BEGIN

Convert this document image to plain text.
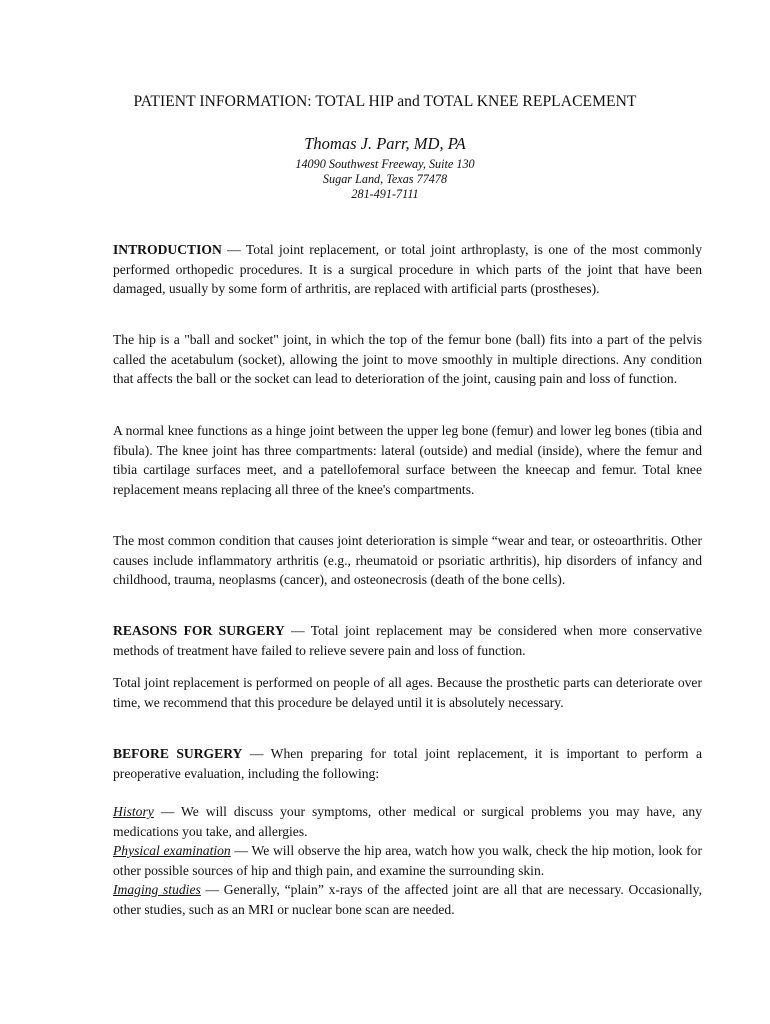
PATIENT INFORMATION: TOTAL HIP and TOTAL KNEE REPLACEMENT
Thomas J. Parr, MD, PA
14090 Southwest Freeway, Suite 130
Sugar Land, Texas 77478
281-491-7111
INTRODUCTION — Total joint replacement, or total joint arthroplasty, is one of the most commonly performed orthopedic procedures. It is a surgical procedure in which parts of the joint that have been damaged, usually by some form of arthritis, are replaced with artificial parts (prostheses).
The hip is a "ball and socket" joint, in which the top of the femur bone (ball) fits into a part of the pelvis called the acetabulum (socket), allowing the joint to move smoothly in multiple directions. Any condition that affects the ball or the socket can lead to deterioration of the joint, causing pain and loss of function.
A normal knee functions as a hinge joint between the upper leg bone (femur) and lower leg bones (tibia and fibula). The knee joint has three compartments: lateral (outside) and medial (inside), where the femur and tibia cartilage surfaces meet, and a patellofemoral surface between the kneecap and femur. Total knee replacement means replacing all three of the knee's compartments.
The most common condition that causes joint deterioration is simple “wear and tear, or osteoarthritis. Other causes include inflammatory arthritis (e.g., rheumatoid or psoriatic arthritis), hip disorders of infancy and childhood, trauma, neoplasms (cancer), and osteonecrosis (death of the bone cells).
REASONS FOR SURGERY — Total joint replacement may be considered when more conservative methods of treatment have failed to relieve severe pain and loss of function.
Total joint replacement is performed on people of all ages. Because the prosthetic parts can deteriorate over time, we recommend that this procedure be delayed until it is absolutely necessary.
BEFORE SURGERY — When preparing for total joint replacement, it is important to perform a preoperative evaluation, including the following:
History — We will discuss your symptoms, other medical or surgical problems you may have, any medications you take, and allergies.
Physical examination — We will observe the hip area, watch how you walk, check the hip motion, look for other possible sources of hip and thigh pain, and examine the surrounding skin.
Imaging studies — Generally, “plain” x-rays of the affected joint are all that are necessary. Occasionally, other studies, such as an MRI or nuclear bone scan are needed.
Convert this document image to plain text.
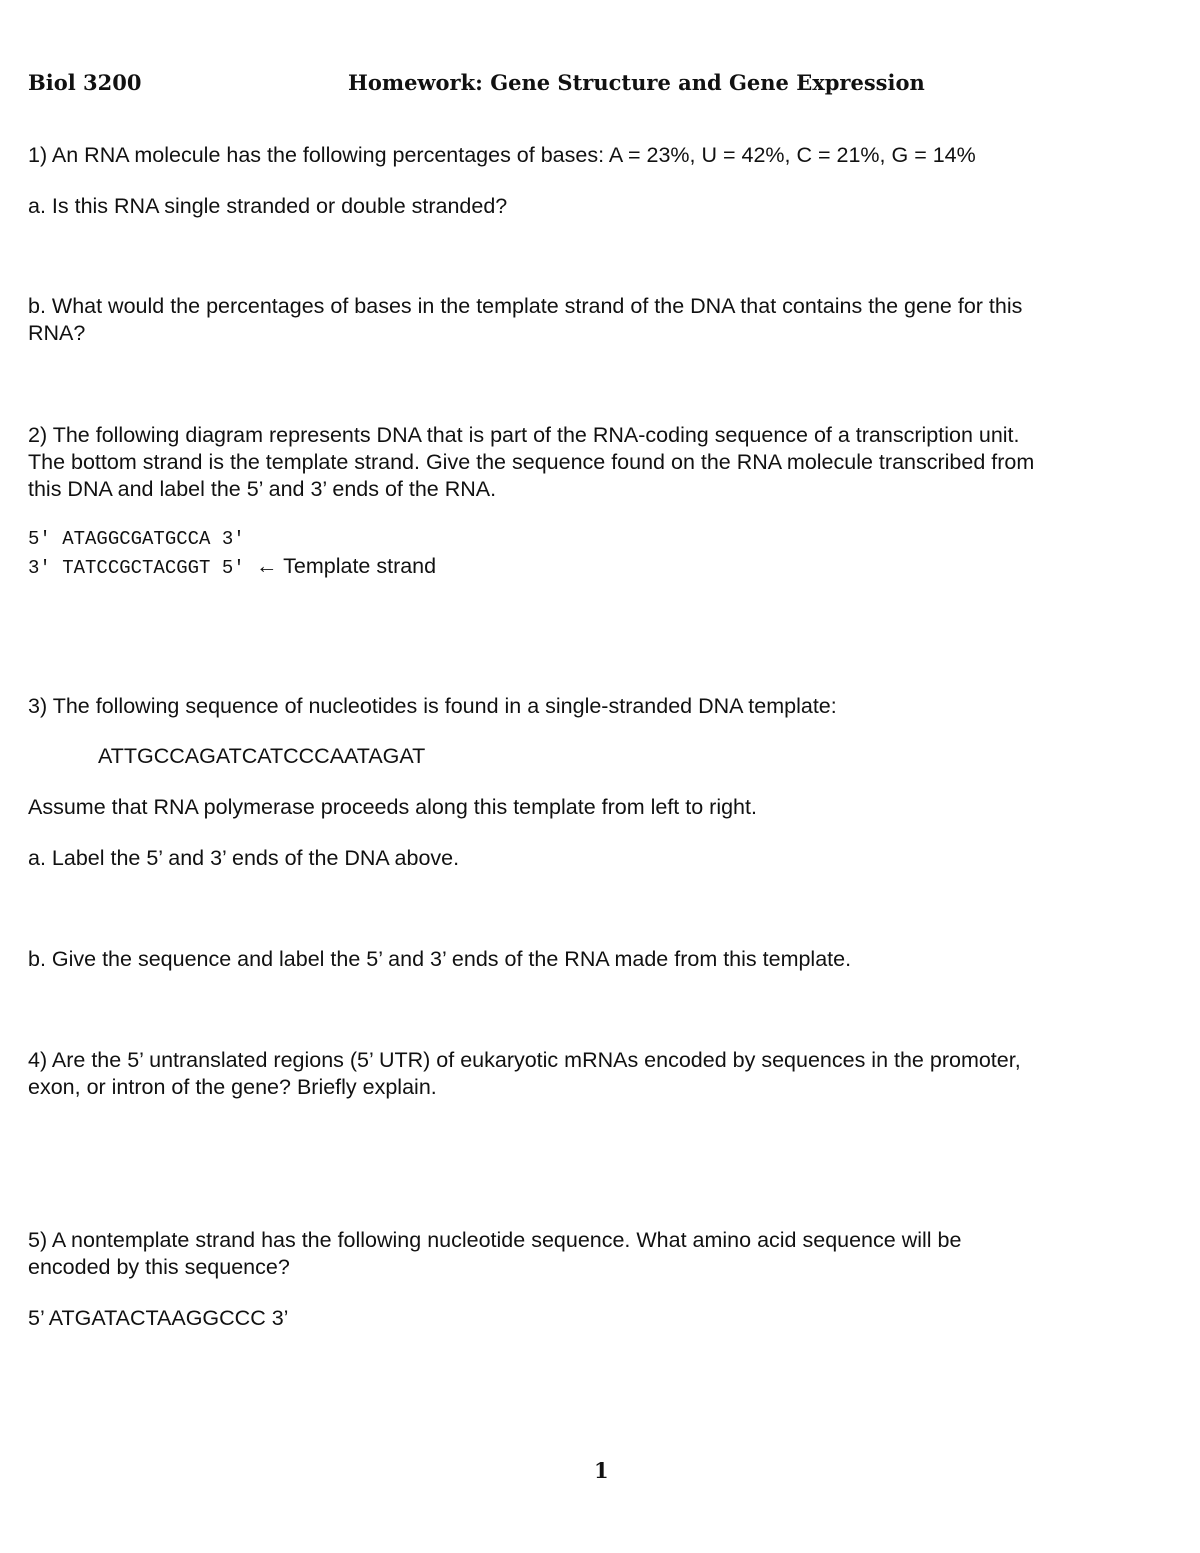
Biol 3200	Homework: Gene Structure and Gene Expression
1) An RNA molecule has the following percentages of bases: A = 23%, U = 42%, C = 21%, G = 14%
a. Is this RNA single stranded or double stranded?
b. What would the percentages of bases in the template strand of the DNA that contains the gene for this
RNA?
2) The following diagram represents DNA that is part of the RNA-coding sequence of a transcription unit.
The bottom strand is the template strand. Give the sequence found on the RNA molecule transcribed from
this DNA and label the 5’ and 3’ ends of the RNA.
5′ ATAGGCGATGCCA 3′
3′ TATCCGCTACGGT 5′ ← Template strand
3) The following sequence of nucleotides is found in a single-stranded DNA template:
ATTGCCAGATCATCCCAATAGAT
Assume that RNA polymerase proceeds along this template from left to right.
a. Label the 5’ and 3’ ends of the DNA above.
b. Give the sequence and label the 5’ and 3’ ends of the RNA made from this template.
4) Are the 5’ untranslated regions (5’ UTR) of eukaryotic mRNAs encoded by sequences in the promoter,
exon, or intron of the gene? Briefly explain.
5) A nontemplate strand has the following nucleotide sequence. What amino acid sequence will be
encoded by this sequence?
5’ ATGATACTAAGGCCC 3’
1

END

## What you are asked to do
Find every line of the data that holds the string "stranded", then say how many there are and nothing else.

## Solution below
2